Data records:
* * * *

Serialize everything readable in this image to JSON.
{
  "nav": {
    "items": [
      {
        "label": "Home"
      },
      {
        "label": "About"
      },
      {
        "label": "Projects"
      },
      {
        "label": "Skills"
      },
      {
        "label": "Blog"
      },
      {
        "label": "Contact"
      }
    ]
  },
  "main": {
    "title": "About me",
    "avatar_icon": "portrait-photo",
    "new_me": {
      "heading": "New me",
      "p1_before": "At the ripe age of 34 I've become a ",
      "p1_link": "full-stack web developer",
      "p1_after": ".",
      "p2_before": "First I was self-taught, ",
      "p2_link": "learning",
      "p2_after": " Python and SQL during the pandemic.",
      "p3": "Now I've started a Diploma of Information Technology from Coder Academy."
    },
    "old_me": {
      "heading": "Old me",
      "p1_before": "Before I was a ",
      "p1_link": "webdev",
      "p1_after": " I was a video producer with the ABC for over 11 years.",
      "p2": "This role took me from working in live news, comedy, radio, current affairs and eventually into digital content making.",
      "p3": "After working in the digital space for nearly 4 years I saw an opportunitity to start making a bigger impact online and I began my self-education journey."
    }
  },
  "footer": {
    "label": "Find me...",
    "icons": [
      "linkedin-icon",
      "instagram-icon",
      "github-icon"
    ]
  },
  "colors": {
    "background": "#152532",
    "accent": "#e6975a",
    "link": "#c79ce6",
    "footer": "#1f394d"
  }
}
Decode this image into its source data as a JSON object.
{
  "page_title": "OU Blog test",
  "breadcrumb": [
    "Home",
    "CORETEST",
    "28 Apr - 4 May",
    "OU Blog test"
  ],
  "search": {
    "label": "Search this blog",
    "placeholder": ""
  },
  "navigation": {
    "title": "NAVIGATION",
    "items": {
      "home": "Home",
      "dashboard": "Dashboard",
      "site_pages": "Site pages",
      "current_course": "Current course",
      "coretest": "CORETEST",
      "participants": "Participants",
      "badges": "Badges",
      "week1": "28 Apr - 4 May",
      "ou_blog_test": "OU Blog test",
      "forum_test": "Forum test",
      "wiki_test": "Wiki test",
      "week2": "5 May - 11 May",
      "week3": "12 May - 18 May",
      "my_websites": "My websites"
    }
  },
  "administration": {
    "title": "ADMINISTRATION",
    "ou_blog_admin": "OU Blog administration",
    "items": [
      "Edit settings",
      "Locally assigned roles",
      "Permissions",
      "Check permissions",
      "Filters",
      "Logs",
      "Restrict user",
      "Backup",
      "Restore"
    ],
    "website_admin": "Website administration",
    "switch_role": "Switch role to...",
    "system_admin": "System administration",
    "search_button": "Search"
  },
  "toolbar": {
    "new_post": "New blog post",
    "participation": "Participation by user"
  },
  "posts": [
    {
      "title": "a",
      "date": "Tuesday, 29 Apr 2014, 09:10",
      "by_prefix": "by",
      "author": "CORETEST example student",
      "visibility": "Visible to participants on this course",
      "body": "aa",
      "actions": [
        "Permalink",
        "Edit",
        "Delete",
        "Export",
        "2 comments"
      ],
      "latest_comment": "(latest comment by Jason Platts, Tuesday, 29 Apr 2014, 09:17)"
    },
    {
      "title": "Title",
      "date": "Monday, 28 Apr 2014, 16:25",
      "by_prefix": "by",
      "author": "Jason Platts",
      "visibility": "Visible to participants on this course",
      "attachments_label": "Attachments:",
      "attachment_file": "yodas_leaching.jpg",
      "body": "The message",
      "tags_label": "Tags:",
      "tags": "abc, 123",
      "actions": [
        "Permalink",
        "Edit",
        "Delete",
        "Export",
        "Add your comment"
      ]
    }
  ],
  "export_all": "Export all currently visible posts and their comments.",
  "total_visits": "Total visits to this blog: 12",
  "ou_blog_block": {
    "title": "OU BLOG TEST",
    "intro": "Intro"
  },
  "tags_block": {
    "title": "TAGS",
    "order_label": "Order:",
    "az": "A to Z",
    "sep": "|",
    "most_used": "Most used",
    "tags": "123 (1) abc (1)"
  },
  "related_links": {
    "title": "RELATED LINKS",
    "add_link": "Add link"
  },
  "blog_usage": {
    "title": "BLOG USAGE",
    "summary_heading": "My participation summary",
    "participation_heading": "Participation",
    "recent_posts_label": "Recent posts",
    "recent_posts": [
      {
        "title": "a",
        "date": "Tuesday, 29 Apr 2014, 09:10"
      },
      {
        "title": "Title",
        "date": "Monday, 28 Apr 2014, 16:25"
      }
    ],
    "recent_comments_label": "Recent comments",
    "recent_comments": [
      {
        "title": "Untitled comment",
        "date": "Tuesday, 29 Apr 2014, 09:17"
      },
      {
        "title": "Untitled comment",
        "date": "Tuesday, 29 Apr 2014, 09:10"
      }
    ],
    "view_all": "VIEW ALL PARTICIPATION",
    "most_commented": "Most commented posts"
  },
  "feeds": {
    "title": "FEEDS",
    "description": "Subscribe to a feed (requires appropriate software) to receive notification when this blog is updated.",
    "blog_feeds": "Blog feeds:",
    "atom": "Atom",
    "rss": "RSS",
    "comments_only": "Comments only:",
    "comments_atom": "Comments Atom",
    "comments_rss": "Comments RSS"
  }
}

* * * *

Requirements:
The records above must be output exactly, in full.

Worked answer:
Serialize everything readable in this image to JSON.
{
  "nav": {
    "items": [
      {
        "label": "Home"
      },
      {
        "label": "About"
      },
      {
        "label": "Projects"
      },
      {
        "label": "Skills"
      },
      {
        "label": "Blog"
      },
      {
        "label": "Contact"
      }
    ]
  },
  "main": {
    "title": "About me",
    "avatar_icon": "portrait-photo",
    "new_me": {
      "heading": "New me",
      "p1_before": "At the ripe age of 34 I've become a ",
      "p1_link": "full-stack web developer",
      "p1_after": ".",
      "p2_before": "First I was self-taught, ",
      "p2_link": "learning",
      "p2_after": " Python and SQL during the pandemic.",
      "p3": "Now I've started a Diploma of Information Technology from Coder Academy."
    },
    "old_me": {
      "heading": "Old me",
      "p1_before": "Before I was a ",
      "p1_link": "webdev",
      "p1_after": " I was a video producer with the ABC for over 11 years.",
      "p2": "This role took me from working in live news, comedy, radio, current affairs and eventually into digital content making.",
      "p3": "After working in the digital space for nearly 4 years I saw an opportunitity to start making a bigger impact online and I began my self-education journey."
    }
  },
  "footer": {
    "label": "Find me...",
    "icons": [
      "linkedin-icon",
      "instagram-icon",
      "github-icon"
    ]
  },
  "colors": {
    "background": "#152532",
    "accent": "#e6975a",
    "link": "#c79ce6",
    "footer": "#1f394d"
  }
}
Decode this image into its source data as a JSON object.
{
  "page_title": "OU Blog test",
  "breadcrumb": [
    "Home",
    "CORETEST",
    "28 Apr - 4 May",
    "OU Blog test"
  ],
  "search": {
    "label": "Search this blog",
    "placeholder": ""
  },
  "navigation": {
    "title": "NAVIGATION",
    "items": {
      "home": "Home",
      "dashboard": "Dashboard",
      "site_pages": "Site pages",
      "current_course": "Current course",
      "coretest": "CORETEST",
      "participants": "Participants",
      "badges": "Badges",
      "week1": "28 Apr - 4 May",
      "ou_blog_test": "OU Blog test",
      "forum_test": "Forum test",
      "wiki_test": "Wiki test",
      "week2": "5 May - 11 May",
      "week3": "12 May - 18 May",
      "my_websites": "My websites"
    }
  },
  "administration": {
    "title": "ADMINISTRATION",
    "ou_blog_admin": "OU Blog administration",
    "items": [
      "Edit settings",
      "Locally assigned roles",
      "Permissions",
      "Check permissions",
      "Filters",
      "Logs",
      "Restrict user",
      "Backup",
      "Restore"
    ],
    "website_admin": "Website administration",
    "switch_role": "Switch role to...",
    "system_admin": "System administration",
    "search_button": "Search"
  },
  "toolbar": {
    "new_post": "New blog post",
    "participation": "Participation by user"
  },
  "posts": [
    {
      "title": "a",
      "date": "Tuesday, 29 Apr 2014, 09:10",
      "by_prefix": "by",
      "author": "CORETEST example student",
      "visibility": "Visible to participants on this course",
      "body": "aa",
      "actions": [
        "Permalink",
        "Edit",
        "Delete",
        "Export",
        "2 comments"
      ],
      "latest_comment": "(latest comment by Jason Platts, Tuesday, 29 Apr 2014, 09:17)"
    },
    {
      "title": "Title",
      "date": "Monday, 28 Apr 2014, 16:25",
      "by_prefix": "by",
      "author": "Jason Platts",
      "visibility": "Visible to participants on this course",
      "attachments_label": "Attachments:",
      "attachment_file": "yodas_leaching.jpg",
      "body": "The message",
      "tags_label": "Tags:",
      "tags": "abc, 123",
      "actions": [
        "Permalink",
        "Edit",
        "Delete",
        "Export",
        "Add your comment"
      ]
    }
  ],
  "export_all": "Export all currently visible posts and their comments.",
  "total_visits": "Total visits to this blog: 12",
  "ou_blog_block": {
    "title": "OU BLOG TEST",
    "intro": "Intro"
  },
  "tags_block": {
    "title": "TAGS",
    "order_label": "Order:",
    "az": "A to Z",
    "sep": "|",
    "most_used": "Most used",
    "tags": "123 (1) abc (1)"
  },
  "related_links": {
    "title": "RELATED LINKS",
    "add_link": "Add link"
  },
  "blog_usage": {
    "title": "BLOG USAGE",
    "summary_heading": "My participation summary",
    "participation_heading": "Participation",
    "recent_posts_label": "Recent posts",
    "recent_posts": [
      {
        "title": "a",
        "date": "Tuesday, 29 Apr 2014, 09:10"
      },
      {
        "title": "Title",
        "date": "Monday, 28 Apr 2014, 16:25"
      }
    ],
    "recent_comments_label": "Recent comments",
    "recent_comments": [
      {
        "title": "Untitled comment",
        "date": "Tuesday, 29 Apr 2014, 09:17"
      },
      {
        "title": "Untitled comment",
        "date": "Tuesday, 29 Apr 2014, 09:10"
      }
    ],
    "view_all": "VIEW ALL PARTICIPATION",
    "most_commented": "Most commented posts"
  },
  "feeds": {
    "title": "FEEDS",
    "description": "Subscribe to a feed (requires appropriate software) to receive notification when this blog is updated.",
    "blog_feeds": "Blog feeds:",
    "atom": "Atom",
    "rss": "RSS",
    "comments_only": "Comments only:",
    "comments_atom": "Comments Atom",
    "comments_rss": "Comments RSS"
  }
}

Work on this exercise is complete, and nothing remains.